* **Prompt**:
Omit the pictures and output every entry below exactly as written.

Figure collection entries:

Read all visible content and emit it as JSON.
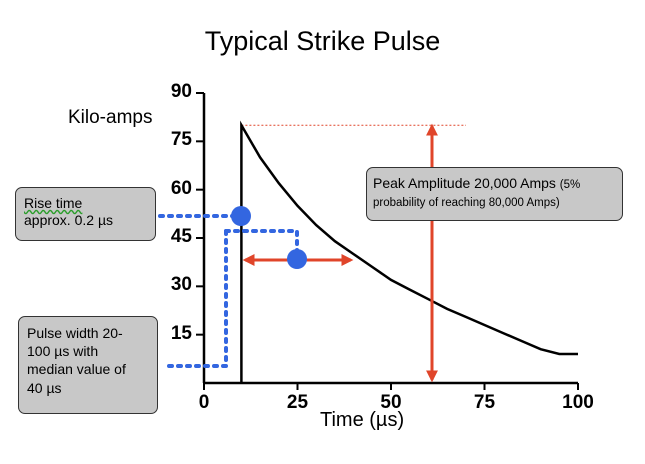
{
  "chart_data": {
    "type": "line",
    "title": "Typical Strike Pulse",
    "ylabel": "Kilo-amps",
    "xlabel": "Time (µs)",
    "xlim": [
      0,
      100
    ],
    "ylim": [
      0,
      90
    ],
    "x_ticks": [
      "0",
      "25",
      "50",
      "75",
      "100"
    ],
    "y_ticks": [
      "15",
      "30",
      "45",
      "60",
      "75",
      "90"
    ],
    "grid": false,
    "series": [
      {
        "x": [
          10,
          10,
          15,
          20,
          25,
          30,
          35,
          40,
          45,
          50,
          55,
          60,
          65,
          70,
          75,
          80,
          85,
          90,
          95,
          100
        ],
        "y": [
          0,
          80,
          70,
          62,
          55,
          49,
          44,
          40,
          36,
          32,
          29,
          26,
          23,
          20.5,
          18,
          15.5,
          13,
          10.5,
          9,
          9
        ]
      }
    ],
    "reference_line": {
      "y": 80,
      "style": "dotted",
      "color": "#e0452a"
    },
    "annotations": {
      "peak_line": "Peak Amplitude 20,000 Amps",
      "peak_small": "(5% probability of reaching 80,000 Amps)",
      "rise_line1": "Rise time",
      "rise_line2": "approx. 0.2 µs",
      "pulse_line1": "Pulse width 20-",
      "pulse_line2": "100 µs with",
      "pulse_line3": "median value of",
      "pulse_line4": "40 µs"
    },
    "colors": {
      "curve": "#000000",
      "arrow": "#e0452a",
      "marker": "#3366e0"
    }
  }
}
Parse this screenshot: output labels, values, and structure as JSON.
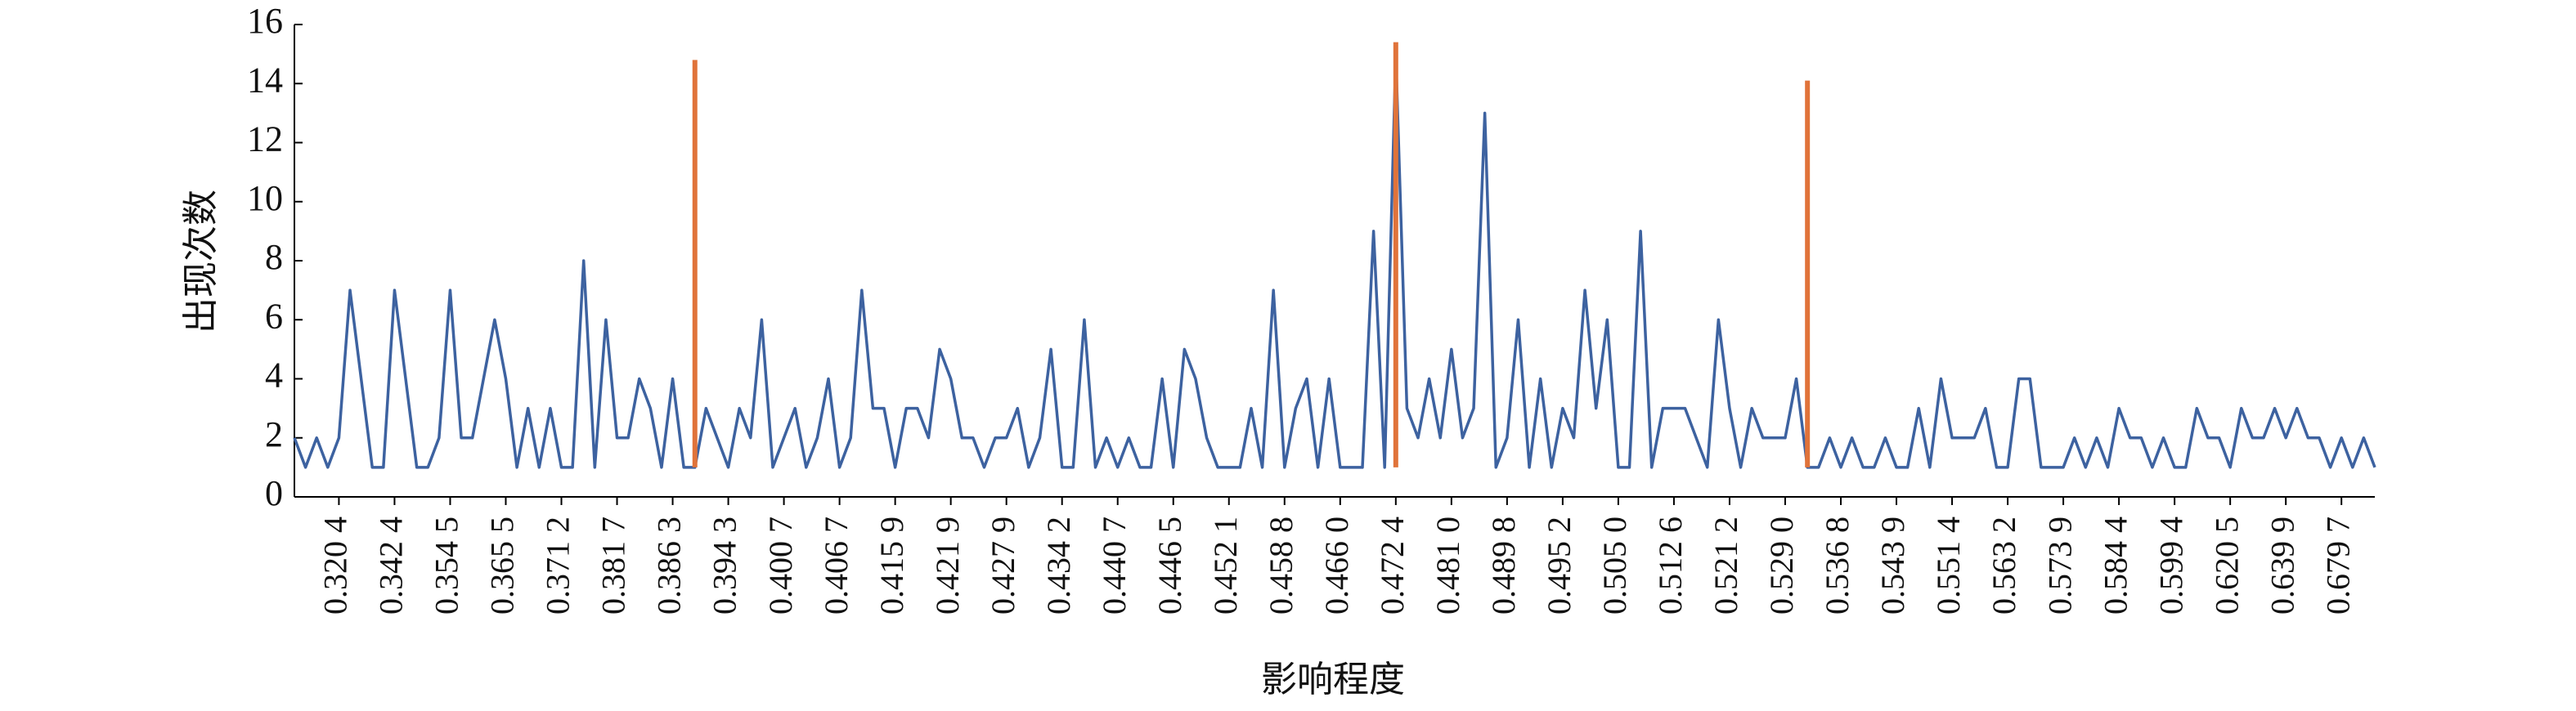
{
  "chart_data": {
    "type": "line",
    "xlabel": "影响程度",
    "ylabel": "出现次数",
    "categories": [
      null,
      null,
      null,
      null,
      "0.320 4",
      null,
      null,
      null,
      null,
      "0.342 4",
      null,
      null,
      null,
      null,
      "0.354 5",
      null,
      null,
      null,
      null,
      "0.365 5",
      null,
      null,
      null,
      null,
      "0.371 2",
      null,
      null,
      null,
      null,
      "0.381 7",
      null,
      null,
      null,
      null,
      "0.386 3",
      null,
      null,
      null,
      null,
      "0.394 3",
      null,
      null,
      null,
      null,
      "0.400 7",
      null,
      null,
      null,
      null,
      "0.406 7",
      null,
      null,
      null,
      null,
      "0.415 9",
      null,
      null,
      null,
      null,
      "0.421 9",
      null,
      null,
      null,
      null,
      "0.427 9",
      null,
      null,
      null,
      null,
      "0.434 2",
      null,
      null,
      null,
      null,
      "0.440 7",
      null,
      null,
      null,
      null,
      "0.446 5",
      null,
      null,
      null,
      null,
      "0.452 1",
      null,
      null,
      null,
      null,
      "0.458 8",
      null,
      null,
      null,
      null,
      "0.466 0",
      null,
      null,
      null,
      null,
      "0.472 4",
      null,
      null,
      null,
      null,
      "0.481 0",
      null,
      null,
      null,
      null,
      "0.489 8",
      null,
      null,
      null,
      null,
      "0.495 2",
      null,
      null,
      null,
      null,
      "0.505 0",
      null,
      null,
      null,
      null,
      "0.512 6",
      null,
      null,
      null,
      null,
      "0.521 2",
      null,
      null,
      null,
      null,
      "0.529 0",
      null,
      null,
      null,
      null,
      "0.536 8",
      null,
      null,
      null,
      null,
      "0.543 9",
      null,
      null,
      null,
      null,
      "0.551 4",
      null,
      null,
      null,
      null,
      "0.563 2",
      null,
      null,
      null,
      null,
      "0.573 9",
      null,
      null,
      null,
      null,
      "0.584 4",
      null,
      null,
      null,
      null,
      "0.599 4",
      null,
      null,
      null,
      null,
      "0.620 5",
      null,
      null,
      null,
      null,
      "0.639 9",
      null,
      null,
      null,
      null,
      "0.679 7",
      null,
      null,
      null
    ],
    "series": [
      {
        "color": "#3d62a0",
        "values": [
          2,
          1,
          2,
          1,
          2,
          7,
          4,
          1,
          1,
          7,
          4,
          1,
          1,
          2,
          7,
          2,
          2,
          4,
          6,
          4,
          1,
          3,
          1,
          3,
          1,
          1,
          8,
          1,
          6,
          2,
          2,
          4,
          3,
          1,
          4,
          1,
          1,
          3,
          2,
          1,
          3,
          2,
          6,
          1,
          2,
          3,
          1,
          2,
          4,
          1,
          2,
          7,
          3,
          3,
          1,
          3,
          3,
          2,
          5,
          4,
          2,
          2,
          1,
          2,
          2,
          3,
          1,
          2,
          5,
          1,
          1,
          6,
          1,
          2,
          1,
          2,
          1,
          1,
          4,
          1,
          5,
          4,
          2,
          1,
          1,
          1,
          3,
          1,
          7,
          1,
          3,
          4,
          1,
          4,
          1,
          1,
          1,
          9,
          1,
          15,
          3,
          2,
          4,
          2,
          5,
          2,
          3,
          13,
          1,
          2,
          6,
          1,
          4,
          1,
          3,
          2,
          7,
          3,
          6,
          1,
          1,
          9,
          1,
          3,
          3,
          3,
          2,
          1,
          6,
          3,
          1,
          3,
          2,
          2,
          2,
          4,
          1,
          1,
          2,
          1,
          2,
          1,
          1,
          2,
          1,
          1,
          3,
          1,
          4,
          2,
          2,
          2,
          3,
          1,
          1,
          4,
          4,
          1,
          1,
          1,
          2,
          1,
          2,
          1,
          3,
          2,
          2,
          1,
          2,
          1,
          1,
          3,
          2,
          2,
          1,
          3,
          2,
          2,
          3,
          2,
          3,
          2,
          2,
          1,
          2,
          1,
          2,
          1
        ]
      }
    ],
    "highlights": [
      {
        "index": 36,
        "from": 1,
        "to": 14.8
      },
      {
        "index": 99,
        "from": 1,
        "to": 15.4
      },
      {
        "index": 136,
        "from": 1,
        "to": 14.1
      }
    ],
    "highlight_color": "#e0733a",
    "ylim": [
      0,
      16
    ],
    "yticks": [
      0,
      2,
      4,
      6,
      8,
      10,
      12,
      14,
      16
    ]
  }
}
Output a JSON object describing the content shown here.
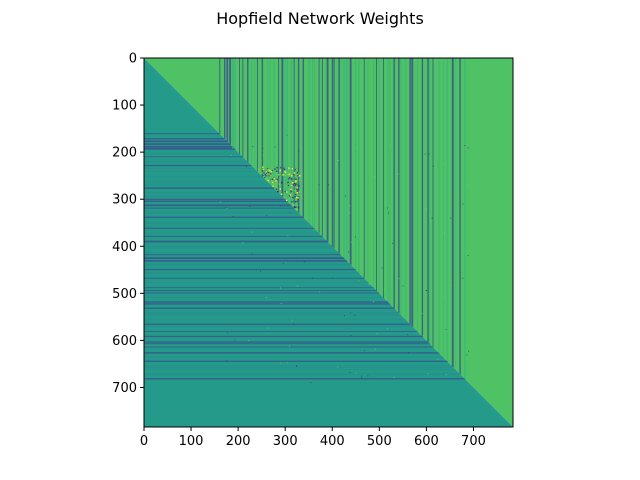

* **Result of the task**:
Read all visible content and emit it as JSON.
{
  "chart_data": {
    "type": "line",
    "title": "Typical Strike Pulse",
    "ylabel": "Kilo-amps",
    "xlabel": "Time (µs)",
    "xlim": [
      0,
      100
    ],
    "ylim": [
      0,
      90
    ],
    "x_ticks": [
      "0",
      "25",
      "50",
      "75",
      "100"
    ],
    "y_ticks": [
      "15",
      "30",
      "45",
      "60",
      "75",
      "90"
    ],
    "grid": false,
    "series": [
      {
        "x": [
          10,
          10,
          15,
          20,
          25,
          30,
          35,
          40,
          45,
          50,
          55,
          60,
          65,
          70,
          75,
          80,
          85,
          90,
          95,
          100
        ],
        "y": [
          0,
          80,
          70,
          62,
          55,
          49,
          44,
          40,
          36,
          32,
          29,
          26,
          23,
          20.5,
          18,
          15.5,
          13,
          10.5,
          9,
          9
        ]
      }
    ],
    "reference_line": {
      "y": 80,
      "style": "dotted",
      "color": "#e0452a"
    },
    "annotations": {
      "peak_line": "Peak Amplitude 20,000 Amps",
      "peak_small": "(5% probability of reaching 80,000 Amps)",
      "rise_line1": "Rise time",
      "rise_line2": "approx. 0.2 µs",
      "pulse_line1": "Pulse width 20-",
      "pulse_line2": "100 µs with",
      "pulse_line3": "median value of",
      "pulse_line4": "40 µs"
    },
    "colors": {
      "curve": "#000000",
      "arrow": "#e0452a",
      "marker": "#3366e0"
    }
  }
}
Parse this screenshot: output labels, values, and structure as JSON.
{
  "chart_data": {
    "type": "line",
    "xlabel": "影响程度",
    "ylabel": "出现次数",
    "categories": [
      null,
      null,
      null,
      null,
      "0.320 4",
      null,
      null,
      null,
      null,
      "0.342 4",
      null,
      null,
      null,
      null,
      "0.354 5",
      null,
      null,
      null,
      null,
      "0.365 5",
      null,
      null,
      null,
      null,
      "0.371 2",
      null,
      null,
      null,
      null,
      "0.381 7",
      null,
      null,
      null,
      null,
      "0.386 3",
      null,
      null,
      null,
      null,
      "0.394 3",
      null,
      null,
      null,
      null,
      "0.400 7",
      null,
      null,
      null,
      null,
      "0.406 7",
      null,
      null,
      null,
      null,
      "0.415 9",
      null,
      null,
      null,
      null,
      "0.421 9",
      null,
      null,
      null,
      null,
      "0.427 9",
      null,
      null,
      null,
      null,
      "0.434 2",
      null,
      null,
      null,
      null,
      "0.440 7",
      null,
      null,
      null,
      null,
      "0.446 5",
      null,
      null,
      null,
      null,
      "0.452 1",
      null,
      null,
      null,
      null,
      "0.458 8",
      null,
      null,
      null,
      null,
      "0.466 0",
      null,
      null,
      null,
      null,
      "0.472 4",
      null,
      null,
      null,
      null,
      "0.481 0",
      null,
      null,
      null,
      null,
      "0.489 8",
      null,
      null,
      null,
      null,
      "0.495 2",
      null,
      null,
      null,
      null,
      "0.505 0",
      null,
      null,
      null,
      null,
      "0.512 6",
      null,
      null,
      null,
      null,
      "0.521 2",
      null,
      null,
      null,
      null,
      "0.529 0",
      null,
      null,
      null,
      null,
      "0.536 8",
      null,
      null,
      null,
      null,
      "0.543 9",
      null,
      null,
      null,
      null,
      "0.551 4",
      null,
      null,
      null,
      null,
      "0.563 2",
      null,
      null,
      null,
      null,
      "0.573 9",
      null,
      null,
      null,
      null,
      "0.584 4",
      null,
      null,
      null,
      null,
      "0.599 4",
      null,
      null,
      null,
      null,
      "0.620 5",
      null,
      null,
      null,
      null,
      "0.639 9",
      null,
      null,
      null,
      null,
      "0.679 7",
      null,
      null,
      null
    ],
    "series": [
      {
        "color": "#3d62a0",
        "values": [
          2,
          1,
          2,
          1,
          2,
          7,
          4,
          1,
          1,
          7,
          4,
          1,
          1,
          2,
          7,
          2,
          2,
          4,
          6,
          4,
          1,
          3,
          1,
          3,
          1,
          1,
          8,
          1,
          6,
          2,
          2,
          4,
          3,
          1,
          4,
          1,
          1,
          3,
          2,
          1,
          3,
          2,
          6,
          1,
          2,
          3,
          1,
          2,
          4,
          1,
          2,
          7,
          3,
          3,
          1,
          3,
          3,
          2,
          5,
          4,
          2,
          2,
          1,
          2,
          2,
          3,
          1,
          2,
          5,
          1,
          1,
          6,
          1,
          2,
          1,
          2,
          1,
          1,
          4,
          1,
          5,
          4,
          2,
          1,
          1,
          1,
          3,
          1,
          7,
          1,
          3,
          4,
          1,
          4,
          1,
          1,
          1,
          9,
          1,
          15,
          3,
          2,
          4,
          2,
          5,
          2,
          3,
          13,
          1,
          2,
          6,
          1,
          4,
          1,
          3,
          2,
          7,
          3,
          6,
          1,
          1,
          9,
          1,
          3,
          3,
          3,
          2,
          1,
          6,
          3,
          1,
          3,
          2,
          2,
          2,
          4,
          1,
          1,
          2,
          1,
          2,
          1,
          1,
          2,
          1,
          1,
          3,
          1,
          4,
          2,
          2,
          2,
          3,
          1,
          1,
          4,
          4,
          1,
          1,
          1,
          2,
          1,
          2,
          1,
          3,
          2,
          2,
          1,
          2,
          1,
          1,
          3,
          2,
          2,
          1,
          3,
          2,
          2,
          3,
          2,
          3,
          2,
          2,
          1,
          2,
          1,
          2,
          1
        ]
      }
    ],
    "highlights": [
      {
        "index": 36,
        "from": 1,
        "to": 14.8
      },
      {
        "index": 99,
        "from": 1,
        "to": 15.4
      },
      {
        "index": 136,
        "from": 1,
        "to": 14.1
      }
    ],
    "highlight_color": "#e0733a",
    "ylim": [
      0,
      16
    ],
    "yticks": [
      0,
      2,
      4,
      6,
      8,
      10,
      12,
      14,
      16
    ]
  }
}
Output a JSON object describing the content shown here.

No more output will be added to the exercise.